* _Task instructions_:
A) Condense the paragraph of the lavender news release below that begins "Terpenoids play important roles" into a short bulleted list that keeps its main facts.
B) Carry the lavender news release below forward with a few more paragraphs, starting after its final sentence.

* _Reading passage_:
News Release

Terpen-tales: The mystery behind the unique fragrance of the lovely lavender

Scientists explain the genetics of what makes the smell of lavender special

Peer-Reviewed Publication

Nanjing Agricultural University The Academy of Science

The Genomics of Lavender Terpenoids

image: Understanding terpenoid genomics is important to generate more resilient and high-quality lavender varieties. view more 

Credit: Horticulture Research

Even the mention of lavender evokes the distinct fragrance of the flower. This beautiful flower has been used to make perfumes and essential oils since time immemorial. The aesthetics of the flower have captured the imagination of hundreds, worldwide. So, what makes this flower so special? What are the "magical" compounds that gives it its unique fragrance? What is the genetic basis of these compounds? These questions have long puzzled scientists.

To find out the answers, a group of scientists from China have sequenced the genome of lavender, which is known in the scientific world as Lavandula angustifolia. The team headed by Dr. Lei Shi, Professor at the Key Laboratory of Plant Resources and Beijing Botanical Garden, Institute of Botany, Chinese Academy of Sciences, was specifically interested in the genetics and diversity of a class of volatile terpenoids produced by lavender.

Terpenoids play important roles in the biology of fragrant flowers including lavender. In the environment, terpenoids have been shown to attract potential insect pollinators. In real-life applications, terpenoids lend their potential benefits, including stress relief and skin conditioning, through products like essential oils. Keeping these in mind, it is essential to understand the fundamentals of terpenoid biosynthesis at the genetic level to manipulate lavender to produce better quality of these compounds.

The team began by analyzing the high-quality reference genome data of the Chinese variety of lavender 'Jingxun 2'. Through phylogenetic analysis, they identified genomic events through the evolutionary history of lavender that led to the expansion of terpenoid biosynthetic genes in this species. Their analysis also yielded important insights into changes in these genes with respect to changes in the environment under which they grew.

* _Information supplied_:

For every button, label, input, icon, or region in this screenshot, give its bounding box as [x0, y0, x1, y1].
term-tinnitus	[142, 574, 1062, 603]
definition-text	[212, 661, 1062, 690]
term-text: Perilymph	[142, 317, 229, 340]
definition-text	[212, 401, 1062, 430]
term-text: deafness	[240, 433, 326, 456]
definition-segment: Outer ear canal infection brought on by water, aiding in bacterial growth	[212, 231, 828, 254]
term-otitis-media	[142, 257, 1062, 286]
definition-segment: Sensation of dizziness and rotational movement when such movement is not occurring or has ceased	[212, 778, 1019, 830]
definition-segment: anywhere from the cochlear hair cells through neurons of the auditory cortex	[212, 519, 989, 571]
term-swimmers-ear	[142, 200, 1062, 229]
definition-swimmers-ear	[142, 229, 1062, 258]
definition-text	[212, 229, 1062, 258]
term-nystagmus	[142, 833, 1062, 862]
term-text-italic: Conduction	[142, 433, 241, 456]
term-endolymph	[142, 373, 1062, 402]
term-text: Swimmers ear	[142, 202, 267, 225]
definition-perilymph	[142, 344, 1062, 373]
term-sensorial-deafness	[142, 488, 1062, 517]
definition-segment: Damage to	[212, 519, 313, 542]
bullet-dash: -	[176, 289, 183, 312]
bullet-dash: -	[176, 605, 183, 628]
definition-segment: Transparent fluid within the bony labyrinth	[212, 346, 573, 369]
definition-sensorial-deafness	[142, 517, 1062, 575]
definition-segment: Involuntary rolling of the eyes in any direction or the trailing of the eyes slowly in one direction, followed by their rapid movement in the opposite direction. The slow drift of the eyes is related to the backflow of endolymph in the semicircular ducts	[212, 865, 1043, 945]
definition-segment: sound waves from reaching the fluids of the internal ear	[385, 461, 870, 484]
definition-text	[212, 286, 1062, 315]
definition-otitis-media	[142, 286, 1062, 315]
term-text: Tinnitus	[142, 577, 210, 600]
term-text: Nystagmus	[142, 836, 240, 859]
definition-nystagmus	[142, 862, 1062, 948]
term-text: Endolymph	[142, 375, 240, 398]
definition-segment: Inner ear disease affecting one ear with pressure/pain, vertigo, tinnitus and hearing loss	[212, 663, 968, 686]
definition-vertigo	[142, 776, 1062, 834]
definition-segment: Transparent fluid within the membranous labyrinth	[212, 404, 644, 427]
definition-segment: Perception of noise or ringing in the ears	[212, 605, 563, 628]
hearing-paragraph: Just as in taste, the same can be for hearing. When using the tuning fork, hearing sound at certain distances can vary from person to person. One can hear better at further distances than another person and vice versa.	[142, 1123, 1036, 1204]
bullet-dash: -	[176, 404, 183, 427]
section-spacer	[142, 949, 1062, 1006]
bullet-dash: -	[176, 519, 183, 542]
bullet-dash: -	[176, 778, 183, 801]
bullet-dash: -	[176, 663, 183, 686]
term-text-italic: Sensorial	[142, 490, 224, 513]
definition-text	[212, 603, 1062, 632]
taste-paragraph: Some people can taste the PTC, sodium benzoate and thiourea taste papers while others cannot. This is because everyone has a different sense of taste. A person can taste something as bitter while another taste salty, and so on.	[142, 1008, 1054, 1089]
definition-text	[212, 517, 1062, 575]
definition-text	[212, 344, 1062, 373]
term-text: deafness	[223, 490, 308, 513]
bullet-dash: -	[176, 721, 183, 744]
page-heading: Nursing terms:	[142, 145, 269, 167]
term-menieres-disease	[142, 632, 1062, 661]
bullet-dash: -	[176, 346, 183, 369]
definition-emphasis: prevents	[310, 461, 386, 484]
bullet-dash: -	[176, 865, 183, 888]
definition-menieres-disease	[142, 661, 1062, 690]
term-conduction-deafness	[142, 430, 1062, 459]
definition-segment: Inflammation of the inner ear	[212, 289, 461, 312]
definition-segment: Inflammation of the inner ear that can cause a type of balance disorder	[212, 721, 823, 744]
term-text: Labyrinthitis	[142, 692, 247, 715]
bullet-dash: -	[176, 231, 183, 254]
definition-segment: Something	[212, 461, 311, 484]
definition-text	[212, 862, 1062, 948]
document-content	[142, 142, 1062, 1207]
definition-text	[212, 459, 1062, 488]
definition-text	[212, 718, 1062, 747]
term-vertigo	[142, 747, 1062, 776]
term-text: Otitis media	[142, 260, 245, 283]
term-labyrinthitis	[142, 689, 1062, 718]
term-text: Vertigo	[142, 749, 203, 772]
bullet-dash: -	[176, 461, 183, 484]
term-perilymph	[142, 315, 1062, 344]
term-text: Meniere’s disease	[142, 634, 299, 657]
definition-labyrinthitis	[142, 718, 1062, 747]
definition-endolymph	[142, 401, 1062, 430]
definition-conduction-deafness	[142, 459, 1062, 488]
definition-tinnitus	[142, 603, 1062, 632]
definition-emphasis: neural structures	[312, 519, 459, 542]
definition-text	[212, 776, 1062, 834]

* _Results_:
A)
- Terpenoids play important roles in the biology of fragrant flowers, including lavender.
- In the environment, they have been shown to attract potential insect pollinators.
- Through products like essential oils, they offer potential benefits such as stress relief and skin conditioning.
- Understanding terpenoid biosynthesis at the genetic level is therefore essential for manipulating lavender to produce better-quality terpenoids.

B)
Firstly, the scientists assembled the genetic sequences of the Chinese lavender cultivar. Next, they identified and named, or "annotated," the genomic regions in the lavender sequence and performed phylogenetic analysis on these sequences to better understand the evolutionary history of the lavender. Then they identified the events that affected the entire lavender genome and specifically the terpenoid producing genes. Finally, they associated genes on the lavender genome sequences with different terpenoids found in the plant, to construct gene-terpenoid networks.

Their results, published in a recent issue of Horticulture Research, reported the successful assembly of the 894.5 Mb lavender genome sequence distributed across 27 chromosomes, and could possibly be the best quality lavender sequence assembly, so far. In addition, the scientists were able to show that lavender has exclusively undergone major genetic events, including two whole genome duplications, which allowed them to better adapt and thrive in colder Mediterranean weather conditions.

Explaining their observations, Dr. Shi says, "Plants have the capacity to duplicate their genomes and when this happens there is freedom for the duplicated genes to evolve to do other things. This has allowed plants to develop new machinery to make a diverse array of chemical compounds that are used to defend against attack from harmful microbes and herbivores, and to attract beneficial species such as bees to assist in pollination." In fact, this explanation by Dr. Shi is supported by the findings of the team's study. His team identified gene duplications caused by the previously mentioned genetic events, which in turn led to terpenoid diversification. Upon further analysis, they also observed gene clusters specifically corresponding to attractive and defensive terpenoids.

Dr. Shi is excited about the potential real-life applications of this work. "The introduction of lavender into China can be traced back to the 1950s by pioneers of the Institute of Botany, The Chinese Academy of Sciences. Degradation of the cultivated species is of concern; hence, improved varieties are urgently needed. With a better understanding of the lavender genome, scientists will have an easier time developing new varieties, which may produce high-quality essential oils, have strong ornamental uses, and are resistant to pathogens and climate fluctuations.", he exclaims.

Sharing Dr. Shi's enthusiasm, we can indeed hope this study paves the way for better varieties of lavender and provide a template for research in plant volatile-environmental interactions.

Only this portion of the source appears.